Requirement —
Pull every line containing "ylabel" out of the material below.

Data supplied —
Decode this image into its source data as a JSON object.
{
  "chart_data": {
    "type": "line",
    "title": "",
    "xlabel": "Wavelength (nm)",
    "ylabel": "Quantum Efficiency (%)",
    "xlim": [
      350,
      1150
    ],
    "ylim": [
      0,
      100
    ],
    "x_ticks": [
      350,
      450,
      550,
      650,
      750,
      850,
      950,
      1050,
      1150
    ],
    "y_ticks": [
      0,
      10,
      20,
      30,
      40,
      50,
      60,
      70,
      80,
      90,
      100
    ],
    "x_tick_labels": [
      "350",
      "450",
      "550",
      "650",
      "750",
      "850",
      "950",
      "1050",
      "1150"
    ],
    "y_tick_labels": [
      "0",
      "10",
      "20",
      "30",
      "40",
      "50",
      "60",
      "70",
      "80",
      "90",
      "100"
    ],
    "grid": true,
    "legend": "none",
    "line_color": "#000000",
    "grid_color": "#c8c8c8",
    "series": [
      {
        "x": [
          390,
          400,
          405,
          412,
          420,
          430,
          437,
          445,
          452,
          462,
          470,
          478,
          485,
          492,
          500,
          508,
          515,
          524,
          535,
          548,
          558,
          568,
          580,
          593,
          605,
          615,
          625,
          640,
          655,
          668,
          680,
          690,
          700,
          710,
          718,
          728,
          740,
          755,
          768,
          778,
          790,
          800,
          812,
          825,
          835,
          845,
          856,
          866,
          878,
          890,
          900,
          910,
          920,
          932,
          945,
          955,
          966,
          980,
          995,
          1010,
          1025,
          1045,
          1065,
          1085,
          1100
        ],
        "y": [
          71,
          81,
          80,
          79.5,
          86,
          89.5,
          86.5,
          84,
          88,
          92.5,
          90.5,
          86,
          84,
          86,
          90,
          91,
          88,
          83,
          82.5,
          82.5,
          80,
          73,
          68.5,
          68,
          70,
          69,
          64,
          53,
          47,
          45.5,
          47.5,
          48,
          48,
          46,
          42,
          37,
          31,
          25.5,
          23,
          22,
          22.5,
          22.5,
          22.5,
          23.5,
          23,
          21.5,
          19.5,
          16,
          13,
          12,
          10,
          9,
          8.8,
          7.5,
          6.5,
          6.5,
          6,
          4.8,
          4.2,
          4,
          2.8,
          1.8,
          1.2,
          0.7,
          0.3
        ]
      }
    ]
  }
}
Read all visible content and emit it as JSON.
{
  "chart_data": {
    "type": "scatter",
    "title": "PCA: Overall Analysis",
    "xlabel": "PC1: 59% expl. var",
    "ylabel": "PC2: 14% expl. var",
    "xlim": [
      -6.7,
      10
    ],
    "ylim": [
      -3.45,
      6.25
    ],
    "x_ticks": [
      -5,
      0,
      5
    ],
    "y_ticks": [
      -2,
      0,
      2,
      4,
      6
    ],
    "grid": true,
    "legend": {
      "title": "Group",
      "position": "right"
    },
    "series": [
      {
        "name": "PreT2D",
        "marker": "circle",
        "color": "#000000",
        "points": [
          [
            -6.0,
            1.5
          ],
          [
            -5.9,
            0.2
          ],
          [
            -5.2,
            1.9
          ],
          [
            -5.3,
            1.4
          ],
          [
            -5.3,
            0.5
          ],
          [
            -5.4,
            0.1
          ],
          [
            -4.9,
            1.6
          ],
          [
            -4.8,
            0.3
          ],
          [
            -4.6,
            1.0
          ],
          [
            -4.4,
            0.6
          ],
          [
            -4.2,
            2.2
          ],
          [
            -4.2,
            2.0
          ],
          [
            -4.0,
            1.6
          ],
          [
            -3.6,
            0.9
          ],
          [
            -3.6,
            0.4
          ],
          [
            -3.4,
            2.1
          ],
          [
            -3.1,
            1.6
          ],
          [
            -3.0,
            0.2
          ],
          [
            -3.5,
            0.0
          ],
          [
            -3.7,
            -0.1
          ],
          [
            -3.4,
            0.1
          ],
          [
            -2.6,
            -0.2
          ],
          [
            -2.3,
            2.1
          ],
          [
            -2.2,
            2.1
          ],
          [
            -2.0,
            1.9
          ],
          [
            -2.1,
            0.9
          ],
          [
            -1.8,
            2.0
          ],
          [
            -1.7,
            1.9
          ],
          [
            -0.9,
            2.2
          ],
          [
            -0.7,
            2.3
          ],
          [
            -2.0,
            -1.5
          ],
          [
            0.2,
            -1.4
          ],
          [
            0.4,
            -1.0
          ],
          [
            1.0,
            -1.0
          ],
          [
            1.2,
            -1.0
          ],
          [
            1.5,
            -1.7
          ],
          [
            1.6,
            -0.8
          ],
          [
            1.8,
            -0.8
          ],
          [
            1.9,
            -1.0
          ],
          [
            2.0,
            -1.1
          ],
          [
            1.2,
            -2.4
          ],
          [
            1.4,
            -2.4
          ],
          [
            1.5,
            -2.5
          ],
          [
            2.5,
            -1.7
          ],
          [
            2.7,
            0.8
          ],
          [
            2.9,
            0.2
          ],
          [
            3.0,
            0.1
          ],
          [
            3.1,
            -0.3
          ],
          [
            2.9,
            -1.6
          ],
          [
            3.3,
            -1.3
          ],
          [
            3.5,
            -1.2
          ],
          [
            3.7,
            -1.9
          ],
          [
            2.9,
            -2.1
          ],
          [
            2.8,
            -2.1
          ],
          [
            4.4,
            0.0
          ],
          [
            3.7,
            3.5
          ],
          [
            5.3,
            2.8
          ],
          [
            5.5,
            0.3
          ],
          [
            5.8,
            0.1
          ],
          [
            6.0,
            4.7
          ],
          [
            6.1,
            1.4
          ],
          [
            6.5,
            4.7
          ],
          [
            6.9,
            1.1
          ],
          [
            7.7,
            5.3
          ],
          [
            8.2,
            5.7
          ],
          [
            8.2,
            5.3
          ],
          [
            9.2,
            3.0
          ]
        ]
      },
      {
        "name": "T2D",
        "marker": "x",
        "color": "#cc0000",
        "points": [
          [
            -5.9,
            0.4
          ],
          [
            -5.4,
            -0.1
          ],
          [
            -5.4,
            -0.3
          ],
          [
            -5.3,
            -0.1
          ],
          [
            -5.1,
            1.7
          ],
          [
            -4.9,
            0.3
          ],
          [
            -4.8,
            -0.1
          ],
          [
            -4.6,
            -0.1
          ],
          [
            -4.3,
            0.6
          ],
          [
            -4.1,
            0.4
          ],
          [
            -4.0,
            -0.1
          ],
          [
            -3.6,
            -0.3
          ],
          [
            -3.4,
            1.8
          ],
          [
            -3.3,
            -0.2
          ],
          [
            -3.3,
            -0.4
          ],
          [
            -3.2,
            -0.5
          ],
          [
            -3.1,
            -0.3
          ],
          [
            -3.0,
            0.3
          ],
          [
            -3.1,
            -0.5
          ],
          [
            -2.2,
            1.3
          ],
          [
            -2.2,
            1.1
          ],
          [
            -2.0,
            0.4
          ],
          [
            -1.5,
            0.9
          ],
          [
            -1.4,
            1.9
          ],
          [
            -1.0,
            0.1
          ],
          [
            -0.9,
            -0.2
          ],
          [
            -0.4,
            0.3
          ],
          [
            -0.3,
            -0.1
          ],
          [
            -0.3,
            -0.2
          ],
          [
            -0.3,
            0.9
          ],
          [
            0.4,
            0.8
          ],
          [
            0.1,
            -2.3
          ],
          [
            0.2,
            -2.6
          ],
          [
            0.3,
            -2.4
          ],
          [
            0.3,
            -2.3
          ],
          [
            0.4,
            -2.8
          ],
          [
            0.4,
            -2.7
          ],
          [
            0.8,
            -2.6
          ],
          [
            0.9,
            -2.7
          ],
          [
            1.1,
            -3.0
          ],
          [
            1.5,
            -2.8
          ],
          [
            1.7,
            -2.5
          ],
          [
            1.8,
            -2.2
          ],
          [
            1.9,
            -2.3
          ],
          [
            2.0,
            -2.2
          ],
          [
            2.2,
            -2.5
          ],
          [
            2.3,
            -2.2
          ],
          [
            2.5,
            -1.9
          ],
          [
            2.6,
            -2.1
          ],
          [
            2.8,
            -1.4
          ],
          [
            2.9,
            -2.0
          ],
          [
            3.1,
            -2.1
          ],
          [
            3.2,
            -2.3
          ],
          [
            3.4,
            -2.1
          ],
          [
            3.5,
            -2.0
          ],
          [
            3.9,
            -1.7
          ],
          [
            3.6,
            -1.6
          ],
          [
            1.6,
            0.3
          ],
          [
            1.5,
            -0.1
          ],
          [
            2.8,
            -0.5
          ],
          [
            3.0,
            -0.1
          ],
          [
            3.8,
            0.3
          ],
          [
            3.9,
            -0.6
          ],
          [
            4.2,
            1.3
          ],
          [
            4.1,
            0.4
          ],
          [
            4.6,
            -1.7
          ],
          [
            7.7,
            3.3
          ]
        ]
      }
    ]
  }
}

Answer to this exercise —
    "ylabel": "Quantum Efficiency (%)",
    "ylabel": "PC2: 14% expl. var",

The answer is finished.